**Given entries:**
········

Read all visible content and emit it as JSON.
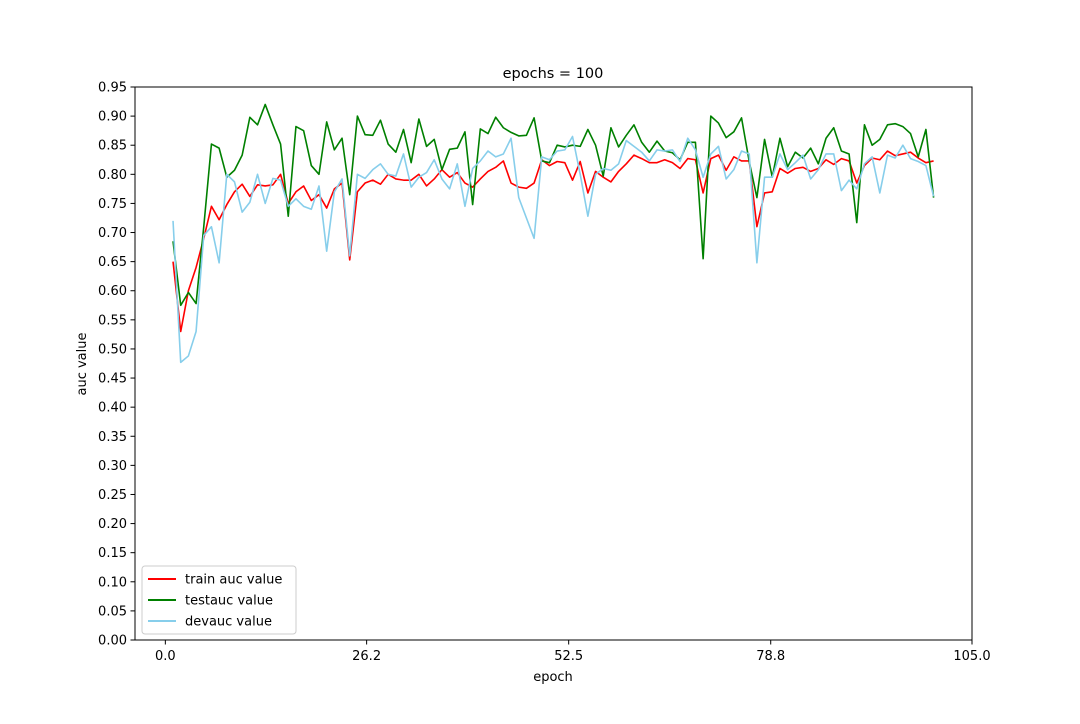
{
  "chart_data": {
    "type": "line",
    "title": "epochs = 100",
    "xlabel": "epoch",
    "ylabel": "auc value",
    "xlim": [
      -3.95,
      105.0
    ],
    "ylim": [
      0.0,
      0.95
    ],
    "xticks": [
      "0.0",
      "26.2",
      "52.5",
      "78.8",
      "105.0"
    ],
    "xtick_values": [
      0.0,
      26.2,
      52.5,
      78.8,
      105.0
    ],
    "yticks": [
      "0.00",
      "0.05",
      "0.10",
      "0.15",
      "0.20",
      "0.25",
      "0.30",
      "0.35",
      "0.40",
      "0.45",
      "0.50",
      "0.55",
      "0.60",
      "0.65",
      "0.70",
      "0.75",
      "0.80",
      "0.85",
      "0.90",
      "0.95"
    ],
    "ytick_values": [
      0.0,
      0.05,
      0.1,
      0.15,
      0.2,
      0.25,
      0.3,
      0.35,
      0.4,
      0.45,
      0.5,
      0.55,
      0.6,
      0.65,
      0.7,
      0.75,
      0.8,
      0.85,
      0.9,
      0.95
    ],
    "grid": false,
    "legend_position": "lower-left",
    "series": [
      {
        "name": "train auc value",
        "color": "#ff0000",
        "x": [
          1,
          2,
          3,
          4,
          5,
          6,
          7,
          8,
          9,
          10,
          11,
          12,
          13,
          14,
          15,
          16,
          17,
          18,
          19,
          20,
          21,
          22,
          23,
          24,
          25,
          26,
          27,
          28,
          29,
          30,
          31,
          32,
          33,
          34,
          35,
          36,
          37,
          38,
          39,
          40,
          41,
          42,
          43,
          44,
          45,
          46,
          47,
          48,
          49,
          50,
          51,
          52,
          53,
          54,
          55,
          56,
          57,
          58,
          59,
          60,
          61,
          62,
          63,
          64,
          65,
          66,
          67,
          68,
          69,
          70,
          71,
          72,
          73,
          74,
          75,
          76,
          77,
          78,
          79,
          80,
          81,
          82,
          83,
          84,
          85,
          86,
          87,
          88,
          89,
          90,
          91,
          92,
          93,
          94,
          95,
          96,
          97,
          98,
          99,
          100
        ],
        "values": [
          0.65,
          0.53,
          0.6,
          0.64,
          0.69,
          0.745,
          0.722,
          0.748,
          0.77,
          0.783,
          0.762,
          0.782,
          0.78,
          0.782,
          0.8,
          0.75,
          0.77,
          0.78,
          0.755,
          0.765,
          0.742,
          0.775,
          0.785,
          0.653,
          0.77,
          0.785,
          0.79,
          0.783,
          0.8,
          0.792,
          0.79,
          0.79,
          0.8,
          0.78,
          0.792,
          0.808,
          0.795,
          0.803,
          0.785,
          0.778,
          0.792,
          0.805,
          0.812,
          0.823,
          0.785,
          0.778,
          0.776,
          0.785,
          0.825,
          0.815,
          0.822,
          0.82,
          0.79,
          0.822,
          0.768,
          0.805,
          0.795,
          0.787,
          0.805,
          0.818,
          0.833,
          0.827,
          0.82,
          0.82,
          0.825,
          0.82,
          0.81,
          0.827,
          0.825,
          0.768,
          0.827,
          0.833,
          0.807,
          0.83,
          0.823,
          0.823,
          0.71,
          0.768,
          0.77,
          0.81,
          0.802,
          0.81,
          0.812,
          0.805,
          0.81,
          0.825,
          0.817,
          0.827,
          0.823,
          0.785,
          0.815,
          0.828,
          0.825,
          0.84,
          0.832,
          0.835,
          0.838,
          0.828,
          0.82,
          0.823
        ]
      },
      {
        "name": "testauc value",
        "color": "#008000",
        "x": [
          1,
          2,
          3,
          4,
          5,
          6,
          7,
          8,
          9,
          10,
          11,
          12,
          13,
          14,
          15,
          16,
          17,
          18,
          19,
          20,
          21,
          22,
          23,
          24,
          25,
          26,
          27,
          28,
          29,
          30,
          31,
          32,
          33,
          34,
          35,
          36,
          37,
          38,
          39,
          40,
          41,
          42,
          43,
          44,
          45,
          46,
          47,
          48,
          49,
          50,
          51,
          52,
          53,
          54,
          55,
          56,
          57,
          58,
          59,
          60,
          61,
          62,
          63,
          64,
          65,
          66,
          67,
          68,
          69,
          70,
          71,
          72,
          73,
          74,
          75,
          76,
          77,
          78,
          79,
          80,
          81,
          82,
          83,
          84,
          85,
          86,
          87,
          88,
          89,
          90,
          91,
          92,
          93,
          94,
          95,
          96,
          97,
          98,
          99,
          100
        ],
        "values": [
          0.685,
          0.575,
          0.597,
          0.578,
          0.71,
          0.852,
          0.845,
          0.795,
          0.807,
          0.833,
          0.898,
          0.885,
          0.92,
          0.885,
          0.852,
          0.728,
          0.882,
          0.875,
          0.815,
          0.8,
          0.89,
          0.842,
          0.862,
          0.765,
          0.9,
          0.868,
          0.867,
          0.893,
          0.852,
          0.838,
          0.877,
          0.82,
          0.895,
          0.848,
          0.86,
          0.808,
          0.843,
          0.845,
          0.873,
          0.748,
          0.878,
          0.87,
          0.898,
          0.88,
          0.872,
          0.866,
          0.867,
          0.897,
          0.823,
          0.82,
          0.85,
          0.847,
          0.85,
          0.848,
          0.877,
          0.85,
          0.797,
          0.88,
          0.847,
          0.867,
          0.885,
          0.855,
          0.838,
          0.857,
          0.84,
          0.837,
          0.825,
          0.855,
          0.855,
          0.655,
          0.9,
          0.888,
          0.863,
          0.873,
          0.897,
          0.822,
          0.76,
          0.86,
          0.795,
          0.862,
          0.813,
          0.838,
          0.828,
          0.845,
          0.818,
          0.862,
          0.88,
          0.84,
          0.835,
          0.717,
          0.885,
          0.85,
          0.86,
          0.885,
          0.887,
          0.882,
          0.87,
          0.83,
          0.877,
          0.76
        ]
      },
      {
        "name": "devauc value",
        "color": "#87ceeb",
        "x": [
          1,
          2,
          3,
          4,
          5,
          6,
          7,
          8,
          9,
          10,
          11,
          12,
          13,
          14,
          15,
          16,
          17,
          18,
          19,
          20,
          21,
          22,
          23,
          24,
          25,
          26,
          27,
          28,
          29,
          30,
          31,
          32,
          33,
          34,
          35,
          36,
          37,
          38,
          39,
          40,
          41,
          42,
          43,
          44,
          45,
          46,
          47,
          48,
          49,
          50,
          51,
          52,
          53,
          54,
          55,
          56,
          57,
          58,
          59,
          60,
          61,
          62,
          63,
          64,
          65,
          66,
          67,
          68,
          69,
          70,
          71,
          72,
          73,
          74,
          75,
          76,
          77,
          78,
          79,
          80,
          81,
          82,
          83,
          84,
          85,
          86,
          87,
          88,
          89,
          90,
          91,
          92,
          93,
          94,
          95,
          96,
          97,
          98,
          99,
          100
        ],
        "values": [
          0.72,
          0.477,
          0.488,
          0.53,
          0.695,
          0.71,
          0.648,
          0.8,
          0.787,
          0.735,
          0.752,
          0.8,
          0.75,
          0.793,
          0.79,
          0.745,
          0.758,
          0.745,
          0.74,
          0.78,
          0.668,
          0.77,
          0.792,
          0.66,
          0.8,
          0.793,
          0.808,
          0.818,
          0.8,
          0.797,
          0.835,
          0.778,
          0.795,
          0.803,
          0.825,
          0.792,
          0.775,
          0.818,
          0.745,
          0.81,
          0.823,
          0.84,
          0.83,
          0.835,
          0.862,
          0.76,
          0.725,
          0.69,
          0.83,
          0.825,
          0.84,
          0.842,
          0.865,
          0.8,
          0.728,
          0.8,
          0.81,
          0.807,
          0.818,
          0.858,
          0.848,
          0.838,
          0.823,
          0.842,
          0.84,
          0.842,
          0.822,
          0.862,
          0.842,
          0.795,
          0.835,
          0.848,
          0.792,
          0.808,
          0.84,
          0.835,
          0.648,
          0.795,
          0.795,
          0.835,
          0.808,
          0.82,
          0.833,
          0.792,
          0.808,
          0.835,
          0.835,
          0.772,
          0.79,
          0.775,
          0.818,
          0.83,
          0.768,
          0.833,
          0.828,
          0.85,
          0.827,
          0.822,
          0.815,
          0.762
        ]
      }
    ]
  }
}
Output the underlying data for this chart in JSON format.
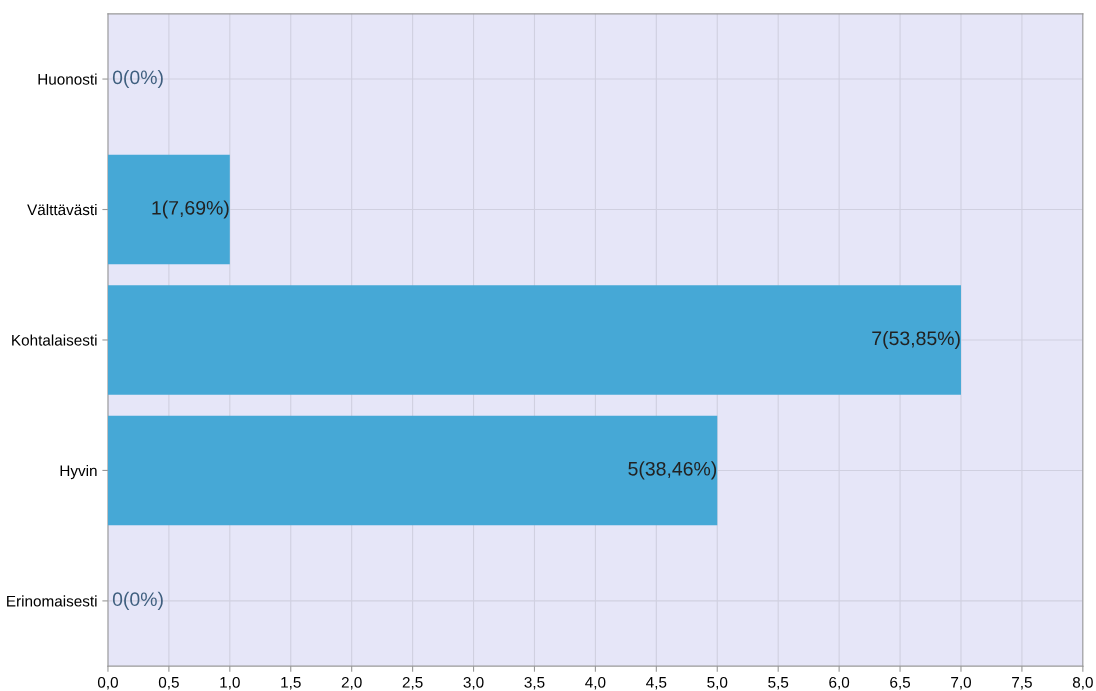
{
  "chart_data": {
    "type": "bar",
    "orientation": "horizontal",
    "categories": [
      "Huonosti",
      "Välttävästi",
      "Kohtalaisesti",
      "Hyvin",
      "Erinomaisesti"
    ],
    "values": [
      0,
      1,
      7,
      5,
      0
    ],
    "value_labels": [
      "0(0%)",
      "1(7,69%)",
      "7(53,85%)",
      "5(38,46%)",
      "0(0%)"
    ],
    "color": "#46a8d6",
    "xlim": [
      0,
      8
    ],
    "xticks": [
      {
        "value": 0,
        "label": "0,0"
      },
      {
        "value": 0.5,
        "label": "0,5"
      },
      {
        "value": 1,
        "label": "1,0"
      },
      {
        "value": 1.5,
        "label": "1,5"
      },
      {
        "value": 2,
        "label": "2,0"
      },
      {
        "value": 2.5,
        "label": "2,5"
      },
      {
        "value": 3,
        "label": "3,0"
      },
      {
        "value": 3.5,
        "label": "3,5"
      },
      {
        "value": 4,
        "label": "4,0"
      },
      {
        "value": 4.5,
        "label": "4,5"
      },
      {
        "value": 5,
        "label": "5,0"
      },
      {
        "value": 5.5,
        "label": "5,5"
      },
      {
        "value": 6,
        "label": "6,0"
      },
      {
        "value": 6.5,
        "label": "6,5"
      },
      {
        "value": 7,
        "label": "7,0"
      },
      {
        "value": 7.5,
        "label": "7,5"
      },
      {
        "value": 8,
        "label": "8,0"
      }
    ],
    "grid": true
  }
}
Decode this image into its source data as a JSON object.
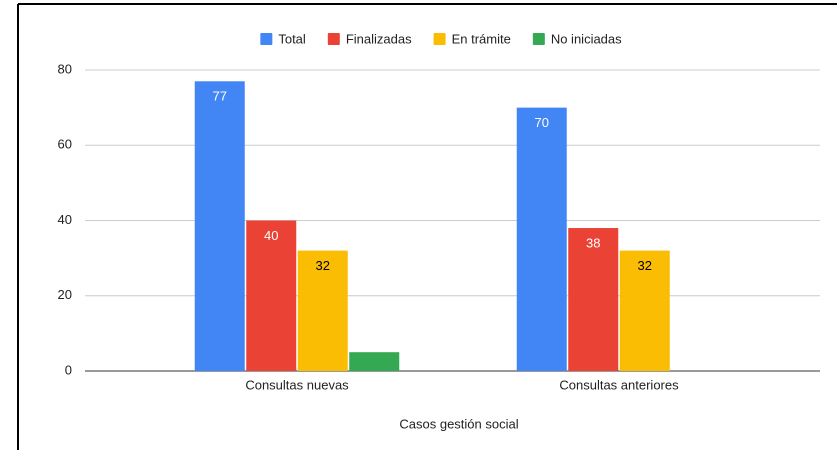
{
  "chart_data": {
    "type": "bar",
    "x_label": "Casos gestión social",
    "categories": [
      "Consultas nuevas",
      "Consultas anteriores"
    ],
    "series": [
      {
        "name": "Total",
        "color": "#4285f4",
        "label_color": "#ffffff",
        "show_labels": true,
        "values": [
          77,
          70
        ]
      },
      {
        "name": "Finalizadas",
        "color": "#ea4335",
        "label_color": "#ffffff",
        "show_labels": true,
        "values": [
          40,
          38
        ]
      },
      {
        "name": "En trámite",
        "color": "#fbbc04",
        "label_color": "#000000",
        "show_labels": true,
        "values": [
          32,
          32
        ]
      },
      {
        "name": "No iniciadas",
        "color": "#34a853",
        "label_color": "#000000",
        "show_labels": false,
        "values": [
          5,
          0
        ]
      }
    ],
    "ylim": [
      0,
      80
    ],
    "yticks": [
      0,
      20,
      40,
      60,
      80
    ],
    "grid": true,
    "legend": "top"
  }
}
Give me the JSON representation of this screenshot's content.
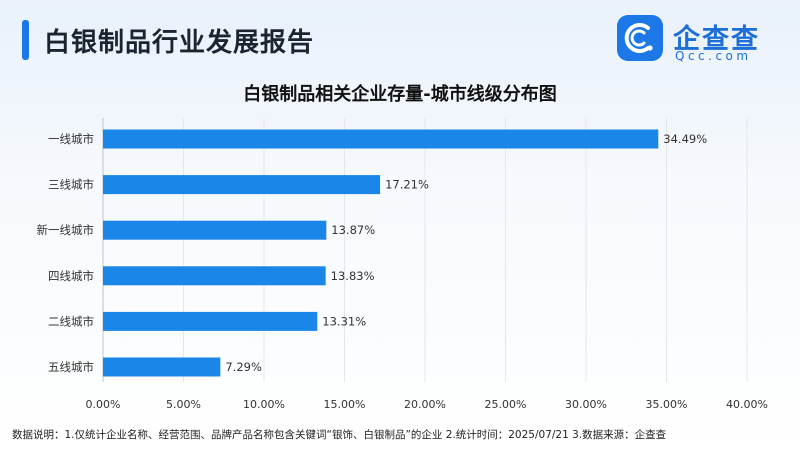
{
  "header": {
    "report_title": "白银制品行业发展报告"
  },
  "logo": {
    "icon": "qcc-logo-icon",
    "name": "企查查",
    "sub": "Qcc.com"
  },
  "colors": {
    "accent": "#1b78e6",
    "bar": "#1a86e8"
  },
  "chart_data": {
    "type": "bar",
    "orientation": "horizontal",
    "title": "白银制品相关企业存量-城市线级分布图",
    "categories": [
      "一线城市",
      "三线城市",
      "新一线城市",
      "四线城市",
      "二线城市",
      "五线城市"
    ],
    "values": [
      34.49,
      17.21,
      13.87,
      13.83,
      13.31,
      7.29
    ],
    "value_labels": [
      "34.49%",
      "17.21%",
      "13.87%",
      "13.83%",
      "13.31%",
      "7.29%"
    ],
    "xlim": [
      0,
      40
    ],
    "ticks": [
      0,
      5,
      10,
      15,
      20,
      25,
      30,
      35,
      40
    ],
    "tick_labels": [
      "0.00%",
      "5.00%",
      "10.00%",
      "15.00%",
      "20.00%",
      "25.00%",
      "30.00%",
      "35.00%",
      "40.00%"
    ],
    "grid": "vertical"
  },
  "footnote": "数据说明：1.仅统计企业名称、经营范围、品牌产品名称包含关键词“银饰、白银制品”的企业  2.统计时间：2025/07/21  3.数据来源：企查查"
}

········

**Aim:** In the material above, find the lines that contain "name" and show them.

**Written reply:**
        "name": "train auc value",
        "name": "testauc value",
        "name": "devauc value",
        "name": "Total",
        "name": "Finalizadas",
        "name": "En trámite",
        "name": "No iniciadas",
    "name": "企查查",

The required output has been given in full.